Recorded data
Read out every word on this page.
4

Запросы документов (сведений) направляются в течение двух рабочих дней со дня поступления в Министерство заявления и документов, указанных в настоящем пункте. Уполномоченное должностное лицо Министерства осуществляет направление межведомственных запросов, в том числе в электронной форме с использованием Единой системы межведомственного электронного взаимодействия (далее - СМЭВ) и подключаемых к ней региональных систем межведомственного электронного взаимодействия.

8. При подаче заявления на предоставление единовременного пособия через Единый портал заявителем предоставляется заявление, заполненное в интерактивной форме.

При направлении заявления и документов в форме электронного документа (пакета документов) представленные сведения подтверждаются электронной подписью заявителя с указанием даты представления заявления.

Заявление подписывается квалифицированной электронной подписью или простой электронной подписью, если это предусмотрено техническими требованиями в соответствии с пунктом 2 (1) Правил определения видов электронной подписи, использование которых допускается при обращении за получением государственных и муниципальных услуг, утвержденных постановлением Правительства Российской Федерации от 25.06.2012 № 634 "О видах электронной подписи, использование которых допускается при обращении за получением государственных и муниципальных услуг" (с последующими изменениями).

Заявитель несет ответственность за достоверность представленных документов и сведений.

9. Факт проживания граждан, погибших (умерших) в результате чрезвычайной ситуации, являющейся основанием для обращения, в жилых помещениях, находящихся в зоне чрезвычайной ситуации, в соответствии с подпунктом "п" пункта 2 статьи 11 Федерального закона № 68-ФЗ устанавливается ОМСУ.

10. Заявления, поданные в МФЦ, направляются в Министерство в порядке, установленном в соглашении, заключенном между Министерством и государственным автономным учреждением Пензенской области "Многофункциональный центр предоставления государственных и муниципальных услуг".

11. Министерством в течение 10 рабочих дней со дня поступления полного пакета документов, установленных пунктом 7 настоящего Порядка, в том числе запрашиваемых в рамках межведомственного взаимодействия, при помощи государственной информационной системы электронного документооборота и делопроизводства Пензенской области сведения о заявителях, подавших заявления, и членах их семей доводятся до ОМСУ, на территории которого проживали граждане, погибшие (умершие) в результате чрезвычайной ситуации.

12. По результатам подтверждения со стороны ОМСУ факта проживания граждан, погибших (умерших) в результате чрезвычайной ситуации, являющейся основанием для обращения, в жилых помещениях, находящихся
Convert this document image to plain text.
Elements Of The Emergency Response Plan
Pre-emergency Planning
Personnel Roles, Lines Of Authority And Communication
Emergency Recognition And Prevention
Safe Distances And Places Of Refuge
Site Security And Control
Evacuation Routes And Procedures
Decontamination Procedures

...

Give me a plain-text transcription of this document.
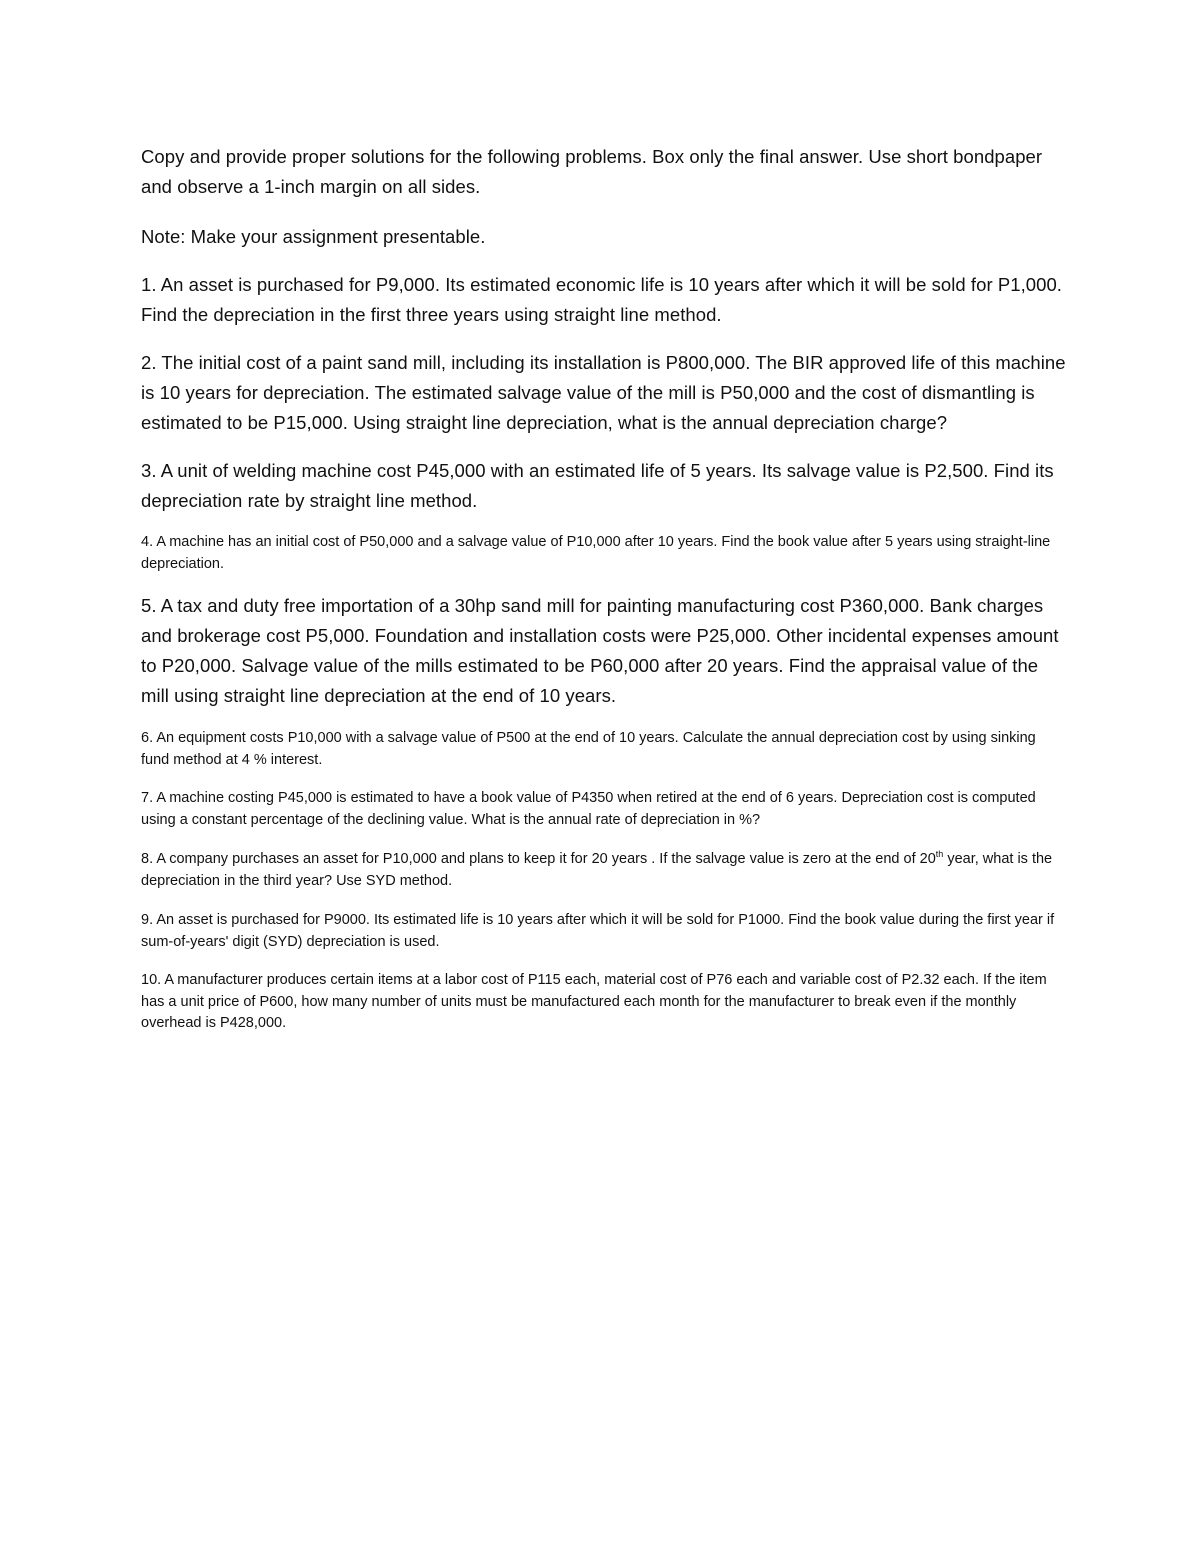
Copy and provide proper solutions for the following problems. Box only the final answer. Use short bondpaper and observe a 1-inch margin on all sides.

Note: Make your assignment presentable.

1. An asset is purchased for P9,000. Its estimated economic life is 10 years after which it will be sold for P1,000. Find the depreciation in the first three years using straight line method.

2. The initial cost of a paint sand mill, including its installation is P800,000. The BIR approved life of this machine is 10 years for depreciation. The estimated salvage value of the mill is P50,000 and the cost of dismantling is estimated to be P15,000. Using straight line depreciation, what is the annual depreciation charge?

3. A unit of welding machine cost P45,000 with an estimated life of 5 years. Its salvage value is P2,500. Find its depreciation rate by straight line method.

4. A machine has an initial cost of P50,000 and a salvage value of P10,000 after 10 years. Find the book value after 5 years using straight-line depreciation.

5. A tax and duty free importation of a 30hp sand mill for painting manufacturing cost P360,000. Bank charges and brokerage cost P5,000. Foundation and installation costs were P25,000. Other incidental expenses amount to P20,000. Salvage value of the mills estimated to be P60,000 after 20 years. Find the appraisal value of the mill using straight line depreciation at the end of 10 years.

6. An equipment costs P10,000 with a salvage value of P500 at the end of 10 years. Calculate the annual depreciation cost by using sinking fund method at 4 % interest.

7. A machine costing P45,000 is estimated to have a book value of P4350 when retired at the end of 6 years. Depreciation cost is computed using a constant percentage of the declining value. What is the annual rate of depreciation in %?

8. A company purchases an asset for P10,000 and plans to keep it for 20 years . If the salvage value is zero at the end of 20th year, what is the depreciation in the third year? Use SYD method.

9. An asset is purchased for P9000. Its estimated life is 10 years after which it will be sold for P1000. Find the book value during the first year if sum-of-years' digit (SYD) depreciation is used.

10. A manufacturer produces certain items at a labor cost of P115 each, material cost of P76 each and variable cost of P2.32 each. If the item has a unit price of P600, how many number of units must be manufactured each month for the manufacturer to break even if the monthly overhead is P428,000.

==

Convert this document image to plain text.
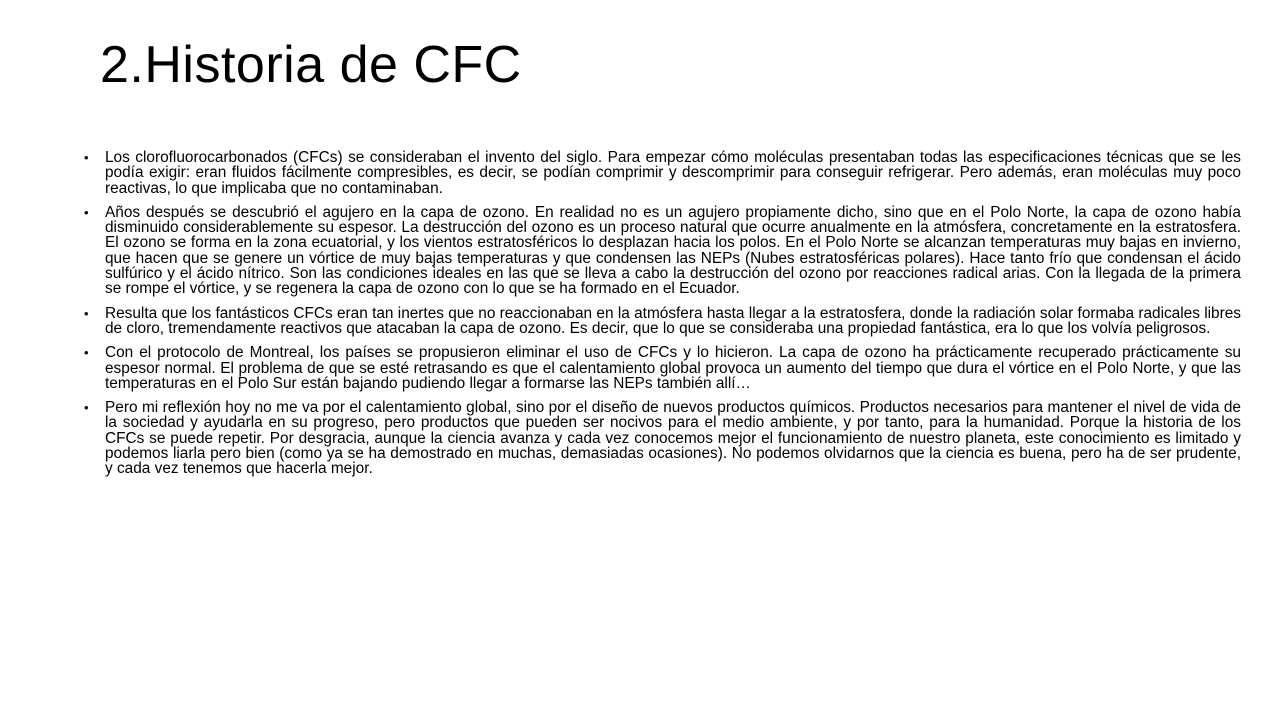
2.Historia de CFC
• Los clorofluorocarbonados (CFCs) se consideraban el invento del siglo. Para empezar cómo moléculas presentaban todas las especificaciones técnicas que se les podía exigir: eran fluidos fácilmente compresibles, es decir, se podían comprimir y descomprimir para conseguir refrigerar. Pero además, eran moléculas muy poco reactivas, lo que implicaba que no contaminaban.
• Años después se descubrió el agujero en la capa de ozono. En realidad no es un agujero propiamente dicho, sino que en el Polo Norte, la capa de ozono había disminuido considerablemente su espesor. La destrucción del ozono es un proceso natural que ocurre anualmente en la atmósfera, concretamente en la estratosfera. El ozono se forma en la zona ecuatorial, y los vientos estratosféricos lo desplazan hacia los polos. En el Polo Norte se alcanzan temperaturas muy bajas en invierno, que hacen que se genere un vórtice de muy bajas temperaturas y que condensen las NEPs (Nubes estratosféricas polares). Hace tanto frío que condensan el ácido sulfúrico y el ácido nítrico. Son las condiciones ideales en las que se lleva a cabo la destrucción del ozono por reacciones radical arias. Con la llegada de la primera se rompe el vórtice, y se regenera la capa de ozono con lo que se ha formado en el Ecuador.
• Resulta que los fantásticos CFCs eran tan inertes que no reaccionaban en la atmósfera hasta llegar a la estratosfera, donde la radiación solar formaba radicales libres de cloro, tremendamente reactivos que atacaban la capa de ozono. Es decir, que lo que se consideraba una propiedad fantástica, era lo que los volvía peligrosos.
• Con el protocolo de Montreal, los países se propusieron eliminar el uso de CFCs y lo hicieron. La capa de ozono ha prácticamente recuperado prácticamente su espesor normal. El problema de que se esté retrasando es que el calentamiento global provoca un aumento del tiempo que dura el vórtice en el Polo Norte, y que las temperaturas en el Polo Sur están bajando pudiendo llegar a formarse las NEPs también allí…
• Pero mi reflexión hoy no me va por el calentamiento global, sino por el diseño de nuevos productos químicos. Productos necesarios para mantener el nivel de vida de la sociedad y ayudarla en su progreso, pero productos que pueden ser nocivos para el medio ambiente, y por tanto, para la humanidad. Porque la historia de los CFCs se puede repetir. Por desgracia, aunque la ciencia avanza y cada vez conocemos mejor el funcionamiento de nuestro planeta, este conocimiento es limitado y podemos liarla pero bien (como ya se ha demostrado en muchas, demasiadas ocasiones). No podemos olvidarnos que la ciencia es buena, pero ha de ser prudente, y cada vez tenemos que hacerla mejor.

Prompt ▸ Find each line with the string "подписью" and copy it out.

The reply ▸
При направлении заявления и документов в форме электронного документа (пакета документов) представленные сведения подтверждаются электронной подписью заявителя с указанием даты представления заявления.
Заявление подписывается квалифицированной электронной подписью или простой электронной подписью, если это предусмотрено техническими требованиями в соответствии с пунктом 2 (1) Правил определения видов электронной подписи, использование которых допускается при обращении за получением государственных и муниципальных услуг, утвержденных постановлением Правительства Российской Федерации от 25.06.2012 № 634 "О видах электронной подписи, использование которых допускается при обращении за получением государственных и муниципальных услуг" (с последующими изменениями).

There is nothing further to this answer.